## STATED GOAL
Output all of the entries below precisely as written.

....

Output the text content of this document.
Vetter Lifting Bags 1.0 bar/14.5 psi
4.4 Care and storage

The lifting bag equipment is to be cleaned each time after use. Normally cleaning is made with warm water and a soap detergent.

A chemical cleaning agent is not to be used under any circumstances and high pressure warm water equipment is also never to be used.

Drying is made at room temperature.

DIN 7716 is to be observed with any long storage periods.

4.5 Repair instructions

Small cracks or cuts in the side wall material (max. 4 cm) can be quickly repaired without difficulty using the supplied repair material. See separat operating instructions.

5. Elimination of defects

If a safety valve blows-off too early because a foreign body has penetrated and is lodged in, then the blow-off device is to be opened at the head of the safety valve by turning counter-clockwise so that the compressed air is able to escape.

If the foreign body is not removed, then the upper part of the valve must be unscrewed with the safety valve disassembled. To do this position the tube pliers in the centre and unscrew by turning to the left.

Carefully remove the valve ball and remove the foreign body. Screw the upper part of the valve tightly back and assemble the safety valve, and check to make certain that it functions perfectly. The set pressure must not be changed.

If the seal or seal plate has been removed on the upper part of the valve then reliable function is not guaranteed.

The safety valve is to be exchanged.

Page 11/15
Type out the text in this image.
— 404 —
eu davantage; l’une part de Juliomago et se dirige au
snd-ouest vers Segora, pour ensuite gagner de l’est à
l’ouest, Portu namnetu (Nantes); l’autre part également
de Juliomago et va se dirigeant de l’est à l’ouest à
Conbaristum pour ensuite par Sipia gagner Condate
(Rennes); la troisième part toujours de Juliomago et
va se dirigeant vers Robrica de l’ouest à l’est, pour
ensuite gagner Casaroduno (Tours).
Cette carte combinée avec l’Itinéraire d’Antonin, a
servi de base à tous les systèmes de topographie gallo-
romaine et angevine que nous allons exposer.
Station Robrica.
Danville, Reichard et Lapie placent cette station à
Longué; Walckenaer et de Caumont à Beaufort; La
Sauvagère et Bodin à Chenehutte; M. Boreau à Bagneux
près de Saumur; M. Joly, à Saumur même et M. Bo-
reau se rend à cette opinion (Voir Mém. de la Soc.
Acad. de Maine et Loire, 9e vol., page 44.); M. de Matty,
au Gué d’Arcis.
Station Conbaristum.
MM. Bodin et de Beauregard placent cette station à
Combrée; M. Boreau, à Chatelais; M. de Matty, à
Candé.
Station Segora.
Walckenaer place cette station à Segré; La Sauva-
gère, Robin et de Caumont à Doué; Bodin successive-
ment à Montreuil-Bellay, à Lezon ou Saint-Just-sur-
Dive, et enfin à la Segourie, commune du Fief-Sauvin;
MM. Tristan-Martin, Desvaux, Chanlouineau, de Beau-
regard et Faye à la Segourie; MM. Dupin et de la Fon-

....

## RIGHT ANSWER
Output the text content of this document.
Vetter Lifting Bags 1.0 bar/14.5 psi
4.4 Care and storage

The lifting bag equipment is to be cleaned each time after use. Normally cleaning is made with warm water and a soap detergent.

A chemical cleaning agent is not to be used under any circumstances and high pressure warm water equipment is also never to be used.

Drying is made at room temperature.

DIN 7716 is to be observed with any long storage periods.

4.5 Repair instructions

Small cracks or cuts in the side wall material (max. 4 cm) can be quickly repaired without difficulty using the supplied repair material. See separat operating instructions.

5. Elimination of defects

If a safety valve blows-off too early because a foreign body has penetrated and is lodged in, then the blow-off device is to be opened at the head of the safety valve by turning counter-clockwise so that the compressed air is able to escape.

If the foreign body is not removed, then the upper part of the valve must be unscrewed with the safety valve disassembled. To do this position the tube pliers in the centre and unscrew by turning to the left.

Carefully remove the valve ball and remove the foreign body. Screw the upper part of the valve tightly back and assemble the safety valve, and check to make certain that it functions perfectly. The set pressure must not be changed.

If the seal or seal plate has been removed on the upper part of the valve then reliable function is not guaranteed.

The safety valve is to be exchanged.

Page 11/15
Type out the text in this image.
— 404 —
eu davantage; l’une part de Juliomago et se dirige au
snd-ouest vers Segora, pour ensuite gagner de l’est à
l’ouest, Portu namnetu (Nantes); l’autre part également
de Juliomago et va se dirigeant de l’est à l’ouest à
Conbaristum pour ensuite par Sipia gagner Condate
(Rennes); la troisième part toujours de Juliomago et
va se dirigeant vers Robrica de l’ouest à l’est, pour
ensuite gagner Casaroduno (Tours).
Cette carte combinée avec l’Itinéraire d’Antonin, a
servi de base à tous les systèmes de topographie gallo-
romaine et angevine que nous allons exposer.
Station Robrica.
Danville, Reichard et Lapie placent cette station à
Longué; Walckenaer et de Caumont à Beaufort; La
Sauvagère et Bodin à Chenehutte; M. Boreau à Bagneux
près de Saumur; M. Joly, à Saumur même et M. Bo-
reau se rend à cette opinion (Voir Mém. de la Soc.
Acad. de Maine et Loire, 9e vol., page 44.); M. de Matty,
au Gué d’Arcis.
Station Conbaristum.
MM. Bodin et de Beauregard placent cette station à
Combrée; M. Boreau, à Chatelais; M. de Matty, à
Candé.
Station Segora.
Walckenaer place cette station à Segré; La Sauva-
gère, Robin et de Caumont à Doué; Bodin successive-
ment à Montreuil-Bellay, à Lezon ou Saint-Just-sur-
Dive, et enfin à la Segourie, commune du Fief-Sauvin;
MM. Tristan-Martin, Desvaux, Chanlouineau, de Beau-
regard et Faye à la Segourie; MM. Dupin et de la Fon-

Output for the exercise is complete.